[Collected data entries]
---------------

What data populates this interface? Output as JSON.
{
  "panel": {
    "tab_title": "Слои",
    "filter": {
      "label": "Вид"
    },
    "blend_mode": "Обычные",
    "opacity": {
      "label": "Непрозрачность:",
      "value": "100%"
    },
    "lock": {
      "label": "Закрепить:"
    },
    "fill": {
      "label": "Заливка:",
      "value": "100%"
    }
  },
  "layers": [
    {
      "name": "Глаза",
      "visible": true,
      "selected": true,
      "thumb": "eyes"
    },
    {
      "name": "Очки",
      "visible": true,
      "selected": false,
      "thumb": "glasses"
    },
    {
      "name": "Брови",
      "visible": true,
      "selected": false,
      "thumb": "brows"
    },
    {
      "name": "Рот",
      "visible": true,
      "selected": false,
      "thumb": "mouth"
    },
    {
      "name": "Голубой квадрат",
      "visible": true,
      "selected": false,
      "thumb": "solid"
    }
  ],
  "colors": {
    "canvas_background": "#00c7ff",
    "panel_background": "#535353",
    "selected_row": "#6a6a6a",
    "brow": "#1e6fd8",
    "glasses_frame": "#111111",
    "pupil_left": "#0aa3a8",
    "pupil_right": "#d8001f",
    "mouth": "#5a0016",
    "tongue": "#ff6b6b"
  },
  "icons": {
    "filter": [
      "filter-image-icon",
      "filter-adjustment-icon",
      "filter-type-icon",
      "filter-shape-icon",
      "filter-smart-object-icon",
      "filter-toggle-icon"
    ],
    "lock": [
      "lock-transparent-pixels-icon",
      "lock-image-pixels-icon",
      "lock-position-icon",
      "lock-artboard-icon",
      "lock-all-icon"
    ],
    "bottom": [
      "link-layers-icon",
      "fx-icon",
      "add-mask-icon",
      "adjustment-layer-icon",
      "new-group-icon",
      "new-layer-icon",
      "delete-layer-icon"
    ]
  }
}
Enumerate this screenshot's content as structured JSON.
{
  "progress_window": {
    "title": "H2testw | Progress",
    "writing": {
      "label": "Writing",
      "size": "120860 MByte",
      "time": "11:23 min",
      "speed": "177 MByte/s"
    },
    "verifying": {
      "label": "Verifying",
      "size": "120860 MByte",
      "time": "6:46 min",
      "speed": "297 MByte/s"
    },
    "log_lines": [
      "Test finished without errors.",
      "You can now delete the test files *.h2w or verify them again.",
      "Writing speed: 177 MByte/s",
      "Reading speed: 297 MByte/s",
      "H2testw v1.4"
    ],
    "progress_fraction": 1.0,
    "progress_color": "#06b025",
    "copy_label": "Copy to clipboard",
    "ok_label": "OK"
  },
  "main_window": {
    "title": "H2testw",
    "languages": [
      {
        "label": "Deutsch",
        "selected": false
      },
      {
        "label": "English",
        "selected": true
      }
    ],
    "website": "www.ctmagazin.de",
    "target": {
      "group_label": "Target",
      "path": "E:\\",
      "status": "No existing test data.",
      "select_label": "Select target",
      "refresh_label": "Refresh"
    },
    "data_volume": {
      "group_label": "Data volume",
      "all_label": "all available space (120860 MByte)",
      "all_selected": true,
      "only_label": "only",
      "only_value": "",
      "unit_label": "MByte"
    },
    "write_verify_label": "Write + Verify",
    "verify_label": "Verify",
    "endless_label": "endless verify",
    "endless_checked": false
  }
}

---------------

The listing above should be transcribed in full, exactly as written.

Solution for this exercise →
What data populates this interface? Output as JSON.
{
  "panel": {
    "tab_title": "Слои",
    "filter": {
      "label": "Вид"
    },
    "blend_mode": "Обычные",
    "opacity": {
      "label": "Непрозрачность:",
      "value": "100%"
    },
    "lock": {
      "label": "Закрепить:"
    },
    "fill": {
      "label": "Заливка:",
      "value": "100%"
    }
  },
  "layers": [
    {
      "name": "Глаза",
      "visible": true,
      "selected": true,
      "thumb": "eyes"
    },
    {
      "name": "Очки",
      "visible": true,
      "selected": false,
      "thumb": "glasses"
    },
    {
      "name": "Брови",
      "visible": true,
      "selected": false,
      "thumb": "brows"
    },
    {
      "name": "Рот",
      "visible": true,
      "selected": false,
      "thumb": "mouth"
    },
    {
      "name": "Голубой квадрат",
      "visible": true,
      "selected": false,
      "thumb": "solid"
    }
  ],
  "colors": {
    "canvas_background": "#00c7ff",
    "panel_background": "#535353",
    "selected_row": "#6a6a6a",
    "brow": "#1e6fd8",
    "glasses_frame": "#111111",
    "pupil_left": "#0aa3a8",
    "pupil_right": "#d8001f",
    "mouth": "#5a0016",
    "tongue": "#ff6b6b"
  },
  "icons": {
    "filter": [
      "filter-image-icon",
      "filter-adjustment-icon",
      "filter-type-icon",
      "filter-shape-icon",
      "filter-smart-object-icon",
      "filter-toggle-icon"
    ],
    "lock": [
      "lock-transparent-pixels-icon",
      "lock-image-pixels-icon",
      "lock-position-icon",
      "lock-artboard-icon",
      "lock-all-icon"
    ],
    "bottom": [
      "link-layers-icon",
      "fx-icon",
      "add-mask-icon",
      "adjustment-layer-icon",
      "new-group-icon",
      "new-layer-icon",
      "delete-layer-icon"
    ]
  }
}
Enumerate this screenshot's content as structured JSON.
{
  "progress_window": {
    "title": "H2testw | Progress",
    "writing": {
      "label": "Writing",
      "size": "120860 MByte",
      "time": "11:23 min",
      "speed": "177 MByte/s"
    },
    "verifying": {
      "label": "Verifying",
      "size": "120860 MByte",
      "time": "6:46 min",
      "speed": "297 MByte/s"
    },
    "log_lines": [
      "Test finished without errors.",
      "You can now delete the test files *.h2w or verify them again.",
      "Writing speed: 177 MByte/s",
      "Reading speed: 297 MByte/s",
      "H2testw v1.4"
    ],
    "progress_fraction": 1.0,
    "progress_color": "#06b025",
    "copy_label": "Copy to clipboard",
    "ok_label": "OK"
  },
  "main_window": {
    "title": "H2testw",
    "languages": [
      {
        "label": "Deutsch",
        "selected": false
      },
      {
        "label": "English",
        "selected": true
      }
    ],
    "website": "www.ctmagazin.de",
    "target": {
      "group_label": "Target",
      "path": "E:\\",
      "status": "No existing test data.",
      "select_label": "Select target",
      "refresh_label": "Refresh"
    },
    "data_volume": {
      "group_label": "Data volume",
      "all_label": "all available space (120860 MByte)",
      "all_selected": true,
      "only_label": "only",
      "only_value": "",
      "unit_label": "MByte"
    },
    "write_verify_label": "Write + Verify",
    "verify_label": "Verify",
    "endless_label": "endless verify",
    "endless_checked": false
  }
}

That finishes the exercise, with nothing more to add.